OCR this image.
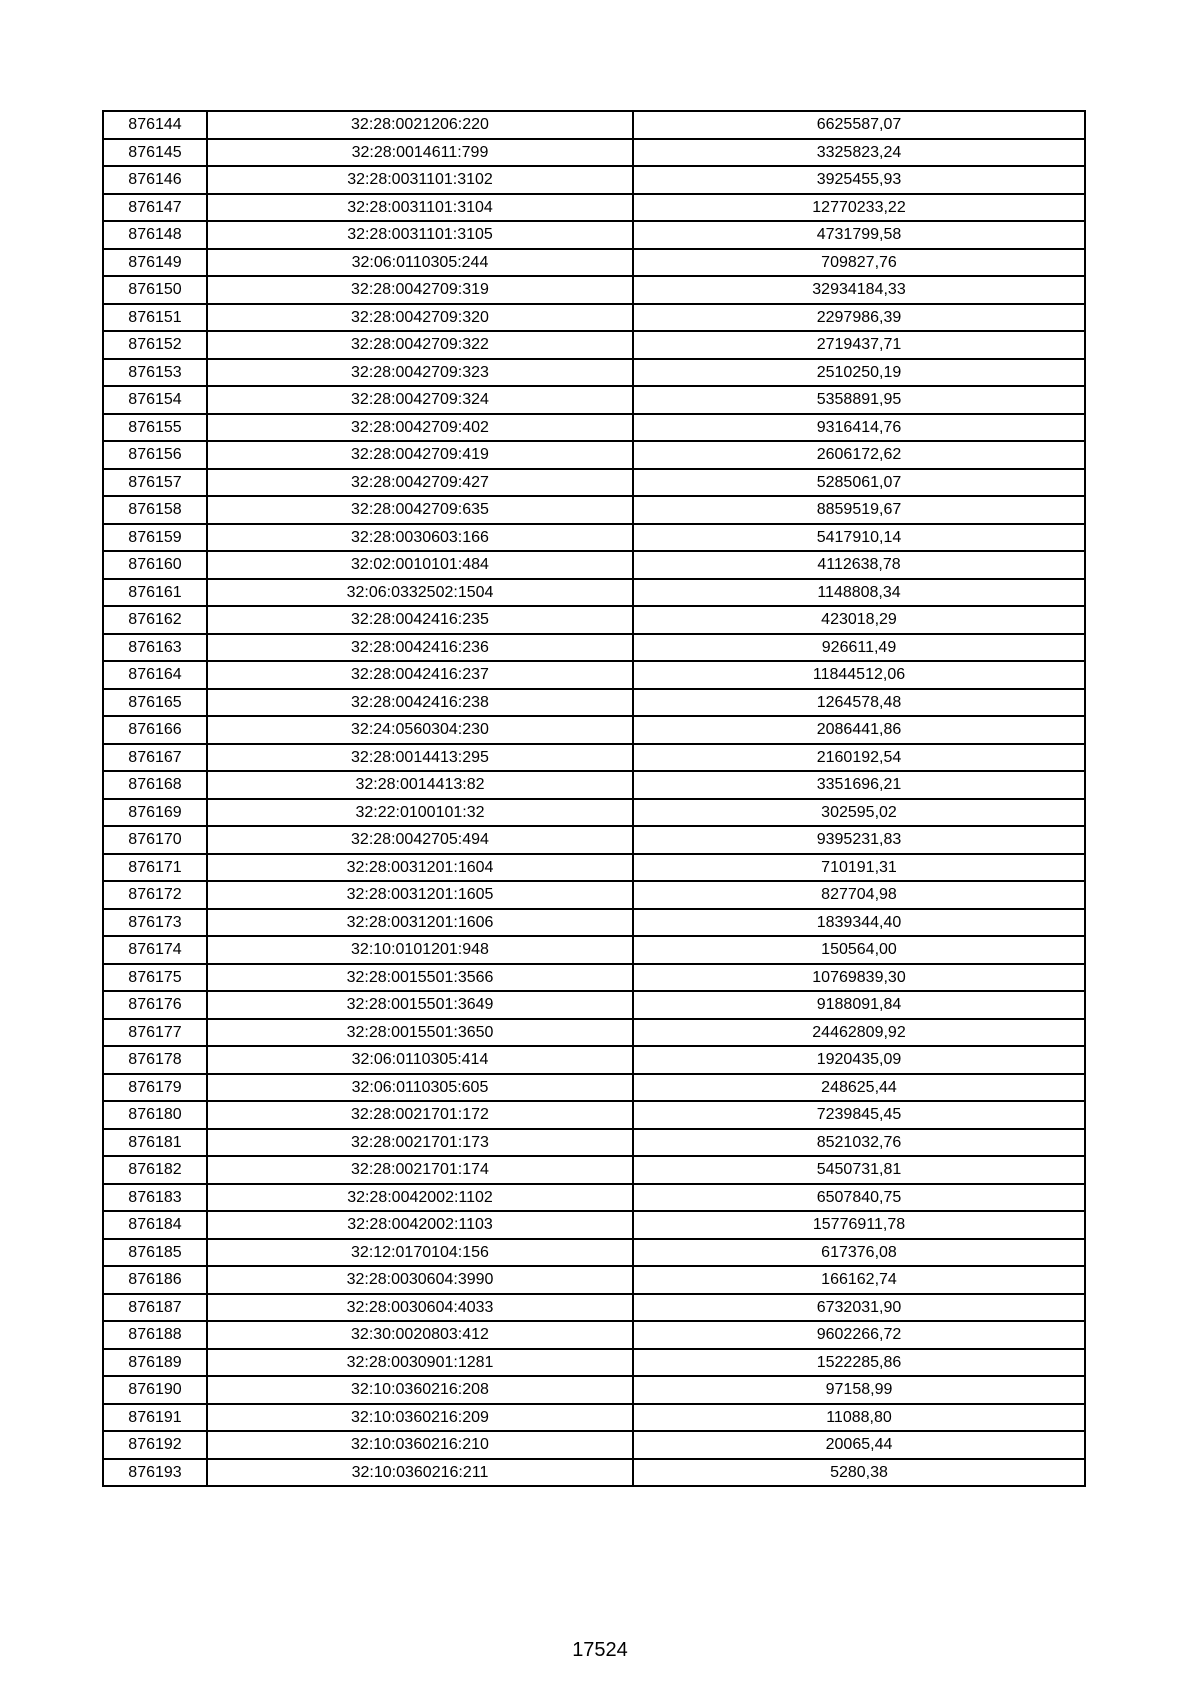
876144	32:28:0021206:220	6625587,07
876145	32:28:0014611:799	3325823,24
876146	32:28:0031101:3102	3925455,93
876147	32:28:0031101:3104	12770233,22
876148	32:28:0031101:3105	4731799,58
876149	32:06:0110305:244	709827,76
876150	32:28:0042709:319	32934184,33
876151	32:28:0042709:320	2297986,39
876152	32:28:0042709:322	2719437,71
876153	32:28:0042709:323	2510250,19
876154	32:28:0042709:324	5358891,95
876155	32:28:0042709:402	9316414,76
876156	32:28:0042709:419	2606172,62
876157	32:28:0042709:427	5285061,07
876158	32:28:0042709:635	8859519,67
876159	32:28:0030603:166	5417910,14
876160	32:02:0010101:484	4112638,78
876161	32:06:0332502:1504	1148808,34
876162	32:28:0042416:235	423018,29
876163	32:28:0042416:236	926611,49
876164	32:28:0042416:237	11844512,06
876165	32:28:0042416:238	1264578,48
876166	32:24:0560304:230	2086441,86
876167	32:28:0014413:295	2160192,54
876168	32:28:0014413:82	3351696,21
876169	32:22:0100101:32	302595,02
876170	32:28:0042705:494	9395231,83
876171	32:28:0031201:1604	710191,31
876172	32:28:0031201:1605	827704,98
876173	32:28:0031201:1606	1839344,40
876174	32:10:0101201:948	150564,00
876175	32:28:0015501:3566	10769839,30
876176	32:28:0015501:3649	9188091,84
876177	32:28:0015501:3650	24462809,92
876178	32:06:0110305:414	1920435,09
876179	32:06:0110305:605	248625,44
876180	32:28:0021701:172	7239845,45
876181	32:28:0021701:173	8521032,76
876182	32:28:0021701:174	5450731,81
876183	32:28:0042002:1102	6507840,75
876184	32:28:0042002:1103	15776911,78
876185	32:12:0170104:156	617376,08
876186	32:28:0030604:3990	166162,74
876187	32:28:0030604:4033	6732031,90
876188	32:30:0020803:412	9602266,72
876189	32:28:0030901:1281	1522285,86
876190	32:10:0360216:208	97158,99
876191	32:10:0360216:209	11088,80
876192	32:10:0360216:210	20065,44
876193	32:10:0360216:211	5280,38
17524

● **WRITTEN PROBLEM**: Print the full listing exactly, dropping the pictures.

● **RIGHT ANSWER**:
OCR this image.
876144	32:28:0021206:220	6625587,07
876145	32:28:0014611:799	3325823,24
876146	32:28:0031101:3102	3925455,93
876147	32:28:0031101:3104	12770233,22
876148	32:28:0031101:3105	4731799,58
876149	32:06:0110305:244	709827,76
876150	32:28:0042709:319	32934184,33
876151	32:28:0042709:320	2297986,39
876152	32:28:0042709:322	2719437,71
876153	32:28:0042709:323	2510250,19
876154	32:28:0042709:324	5358891,95
876155	32:28:0042709:402	9316414,76
876156	32:28:0042709:419	2606172,62
876157	32:28:0042709:427	5285061,07
876158	32:28:0042709:635	8859519,67
876159	32:28:0030603:166	5417910,14
876160	32:02:0010101:484	4112638,78
876161	32:06:0332502:1504	1148808,34
876162	32:28:0042416:235	423018,29
876163	32:28:0042416:236	926611,49
876164	32:28:0042416:237	11844512,06
876165	32:28:0042416:238	1264578,48
876166	32:24:0560304:230	2086441,86
876167	32:28:0014413:295	2160192,54
876168	32:28:0014413:82	3351696,21
876169	32:22:0100101:32	302595,02
876170	32:28:0042705:494	9395231,83
876171	32:28:0031201:1604	710191,31
876172	32:28:0031201:1605	827704,98
876173	32:28:0031201:1606	1839344,40
876174	32:10:0101201:948	150564,00
876175	32:28:0015501:3566	10769839,30
876176	32:28:0015501:3649	9188091,84
876177	32:28:0015501:3650	24462809,92
876178	32:06:0110305:414	1920435,09
876179	32:06:0110305:605	248625,44
876180	32:28:0021701:172	7239845,45
876181	32:28:0021701:173	8521032,76
876182	32:28:0021701:174	5450731,81
876183	32:28:0042002:1102	6507840,75
876184	32:28:0042002:1103	15776911,78
876185	32:12:0170104:156	617376,08
876186	32:28:0030604:3990	166162,74
876187	32:28:0030604:4033	6732031,90
876188	32:30:0020803:412	9602266,72
876189	32:28:0030901:1281	1522285,86
876190	32:10:0360216:208	97158,99
876191	32:10:0360216:209	11088,80
876192	32:10:0360216:210	20065,44
876193	32:10:0360216:211	5280,38
17524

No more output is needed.